[Exercise input]
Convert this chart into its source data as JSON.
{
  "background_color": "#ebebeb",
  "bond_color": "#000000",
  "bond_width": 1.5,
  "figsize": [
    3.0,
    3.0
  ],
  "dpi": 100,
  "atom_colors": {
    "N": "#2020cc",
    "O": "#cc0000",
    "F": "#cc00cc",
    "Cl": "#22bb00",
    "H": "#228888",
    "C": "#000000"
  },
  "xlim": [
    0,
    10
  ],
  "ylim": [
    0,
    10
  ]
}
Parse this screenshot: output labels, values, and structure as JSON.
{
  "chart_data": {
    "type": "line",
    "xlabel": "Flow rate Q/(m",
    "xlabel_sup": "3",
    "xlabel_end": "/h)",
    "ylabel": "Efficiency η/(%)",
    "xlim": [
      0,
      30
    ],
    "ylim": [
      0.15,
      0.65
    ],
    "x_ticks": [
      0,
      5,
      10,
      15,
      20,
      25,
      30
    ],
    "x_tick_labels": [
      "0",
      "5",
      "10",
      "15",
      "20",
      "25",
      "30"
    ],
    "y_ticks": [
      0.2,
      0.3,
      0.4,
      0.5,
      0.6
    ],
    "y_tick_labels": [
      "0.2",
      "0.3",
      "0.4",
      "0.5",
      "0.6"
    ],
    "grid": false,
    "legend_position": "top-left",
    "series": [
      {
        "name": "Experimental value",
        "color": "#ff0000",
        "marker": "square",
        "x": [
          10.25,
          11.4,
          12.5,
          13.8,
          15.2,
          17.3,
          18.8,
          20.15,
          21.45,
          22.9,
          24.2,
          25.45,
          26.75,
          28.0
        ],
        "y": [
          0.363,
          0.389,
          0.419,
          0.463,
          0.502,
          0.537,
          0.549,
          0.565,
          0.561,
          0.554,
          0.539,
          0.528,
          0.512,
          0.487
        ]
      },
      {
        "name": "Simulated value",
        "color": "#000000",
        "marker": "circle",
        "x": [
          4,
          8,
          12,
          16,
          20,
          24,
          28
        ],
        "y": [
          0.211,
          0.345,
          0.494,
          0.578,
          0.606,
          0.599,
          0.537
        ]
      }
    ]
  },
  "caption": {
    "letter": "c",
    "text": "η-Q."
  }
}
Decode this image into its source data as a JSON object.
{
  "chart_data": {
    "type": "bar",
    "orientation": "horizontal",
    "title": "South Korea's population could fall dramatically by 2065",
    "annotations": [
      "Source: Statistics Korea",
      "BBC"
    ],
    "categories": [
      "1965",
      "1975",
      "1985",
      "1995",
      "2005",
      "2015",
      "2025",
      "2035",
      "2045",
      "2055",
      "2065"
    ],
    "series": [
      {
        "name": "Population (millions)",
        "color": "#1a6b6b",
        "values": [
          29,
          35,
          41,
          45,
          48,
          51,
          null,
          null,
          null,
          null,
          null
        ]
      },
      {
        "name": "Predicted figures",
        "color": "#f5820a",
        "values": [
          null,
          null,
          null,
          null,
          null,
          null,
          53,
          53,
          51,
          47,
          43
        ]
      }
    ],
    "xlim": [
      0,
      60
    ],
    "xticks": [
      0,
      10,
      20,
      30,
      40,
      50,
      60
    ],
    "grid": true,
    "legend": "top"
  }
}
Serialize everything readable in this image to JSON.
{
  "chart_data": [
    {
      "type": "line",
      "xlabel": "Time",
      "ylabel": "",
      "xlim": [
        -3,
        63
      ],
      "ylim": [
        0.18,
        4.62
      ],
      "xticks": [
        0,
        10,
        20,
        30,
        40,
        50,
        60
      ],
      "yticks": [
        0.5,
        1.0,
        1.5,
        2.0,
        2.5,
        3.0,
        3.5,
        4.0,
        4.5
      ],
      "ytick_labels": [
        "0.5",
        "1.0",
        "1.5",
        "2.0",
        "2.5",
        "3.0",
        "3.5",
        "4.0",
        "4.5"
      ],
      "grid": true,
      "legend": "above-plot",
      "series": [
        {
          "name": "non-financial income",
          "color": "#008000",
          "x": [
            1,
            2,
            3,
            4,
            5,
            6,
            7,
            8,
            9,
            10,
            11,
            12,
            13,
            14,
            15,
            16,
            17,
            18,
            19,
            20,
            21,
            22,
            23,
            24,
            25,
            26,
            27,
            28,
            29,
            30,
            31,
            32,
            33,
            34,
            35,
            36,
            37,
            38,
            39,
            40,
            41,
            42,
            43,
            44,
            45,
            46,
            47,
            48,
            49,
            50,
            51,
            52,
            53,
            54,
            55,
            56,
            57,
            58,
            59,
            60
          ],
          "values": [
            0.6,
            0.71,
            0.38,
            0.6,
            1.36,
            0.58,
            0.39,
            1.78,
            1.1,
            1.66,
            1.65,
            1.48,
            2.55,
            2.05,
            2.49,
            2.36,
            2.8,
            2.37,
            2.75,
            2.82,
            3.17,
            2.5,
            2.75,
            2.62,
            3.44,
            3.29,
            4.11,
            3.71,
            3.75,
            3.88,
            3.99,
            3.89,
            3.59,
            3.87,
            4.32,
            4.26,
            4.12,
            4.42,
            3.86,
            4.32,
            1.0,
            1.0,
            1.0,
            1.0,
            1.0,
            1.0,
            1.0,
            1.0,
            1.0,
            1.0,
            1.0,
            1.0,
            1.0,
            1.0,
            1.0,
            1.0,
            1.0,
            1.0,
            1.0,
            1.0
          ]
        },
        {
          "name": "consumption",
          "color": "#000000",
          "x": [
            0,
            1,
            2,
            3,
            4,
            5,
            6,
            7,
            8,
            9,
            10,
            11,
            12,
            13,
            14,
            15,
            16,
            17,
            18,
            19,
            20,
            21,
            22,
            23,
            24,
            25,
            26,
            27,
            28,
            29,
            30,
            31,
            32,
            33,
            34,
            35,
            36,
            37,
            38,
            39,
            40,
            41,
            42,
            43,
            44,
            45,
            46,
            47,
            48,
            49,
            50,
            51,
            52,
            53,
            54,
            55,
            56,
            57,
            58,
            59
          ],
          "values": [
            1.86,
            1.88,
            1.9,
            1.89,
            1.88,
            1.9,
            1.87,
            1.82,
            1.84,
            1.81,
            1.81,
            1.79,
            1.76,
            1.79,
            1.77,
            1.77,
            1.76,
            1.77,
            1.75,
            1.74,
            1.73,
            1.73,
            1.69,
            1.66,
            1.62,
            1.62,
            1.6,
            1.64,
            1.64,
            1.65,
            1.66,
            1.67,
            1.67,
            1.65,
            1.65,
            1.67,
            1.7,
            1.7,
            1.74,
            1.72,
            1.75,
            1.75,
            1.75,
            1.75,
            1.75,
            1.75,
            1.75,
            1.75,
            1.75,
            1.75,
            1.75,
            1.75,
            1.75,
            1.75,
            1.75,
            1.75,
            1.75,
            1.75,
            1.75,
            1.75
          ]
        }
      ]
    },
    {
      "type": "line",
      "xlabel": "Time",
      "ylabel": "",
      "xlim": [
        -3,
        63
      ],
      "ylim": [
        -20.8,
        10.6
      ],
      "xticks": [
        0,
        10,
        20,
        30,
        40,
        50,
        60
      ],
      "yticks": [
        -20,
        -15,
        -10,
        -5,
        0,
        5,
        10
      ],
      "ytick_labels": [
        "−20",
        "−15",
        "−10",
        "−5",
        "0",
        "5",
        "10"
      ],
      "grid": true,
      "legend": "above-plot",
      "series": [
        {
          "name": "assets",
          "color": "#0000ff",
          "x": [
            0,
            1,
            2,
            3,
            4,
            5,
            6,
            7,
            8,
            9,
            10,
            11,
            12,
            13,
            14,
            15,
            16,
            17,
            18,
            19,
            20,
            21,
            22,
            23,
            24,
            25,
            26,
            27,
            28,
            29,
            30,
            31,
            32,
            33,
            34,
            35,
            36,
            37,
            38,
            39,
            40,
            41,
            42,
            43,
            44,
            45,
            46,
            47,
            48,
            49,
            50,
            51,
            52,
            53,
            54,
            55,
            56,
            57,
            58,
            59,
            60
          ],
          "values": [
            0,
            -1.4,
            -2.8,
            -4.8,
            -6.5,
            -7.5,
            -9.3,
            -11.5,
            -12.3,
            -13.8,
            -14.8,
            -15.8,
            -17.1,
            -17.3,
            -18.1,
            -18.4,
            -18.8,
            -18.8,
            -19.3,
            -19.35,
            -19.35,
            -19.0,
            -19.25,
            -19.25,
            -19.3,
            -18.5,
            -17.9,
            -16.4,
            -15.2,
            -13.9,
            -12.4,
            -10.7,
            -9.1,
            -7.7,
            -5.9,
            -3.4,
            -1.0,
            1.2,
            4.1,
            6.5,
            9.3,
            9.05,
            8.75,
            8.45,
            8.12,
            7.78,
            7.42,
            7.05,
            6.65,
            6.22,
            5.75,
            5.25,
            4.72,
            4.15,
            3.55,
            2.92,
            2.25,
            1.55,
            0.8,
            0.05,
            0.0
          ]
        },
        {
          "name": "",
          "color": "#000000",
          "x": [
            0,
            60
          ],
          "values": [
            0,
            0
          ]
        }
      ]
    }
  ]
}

[Task goal] Identify each line containing the string "this" and copy it out.

[Final result]
Convert this chart into its source data as JSON.
Parse this screenshot: output labels, values, and structure as JSON.
Decode this image into its source data as a JSON object.
Serialize everything readable in this image to JSON.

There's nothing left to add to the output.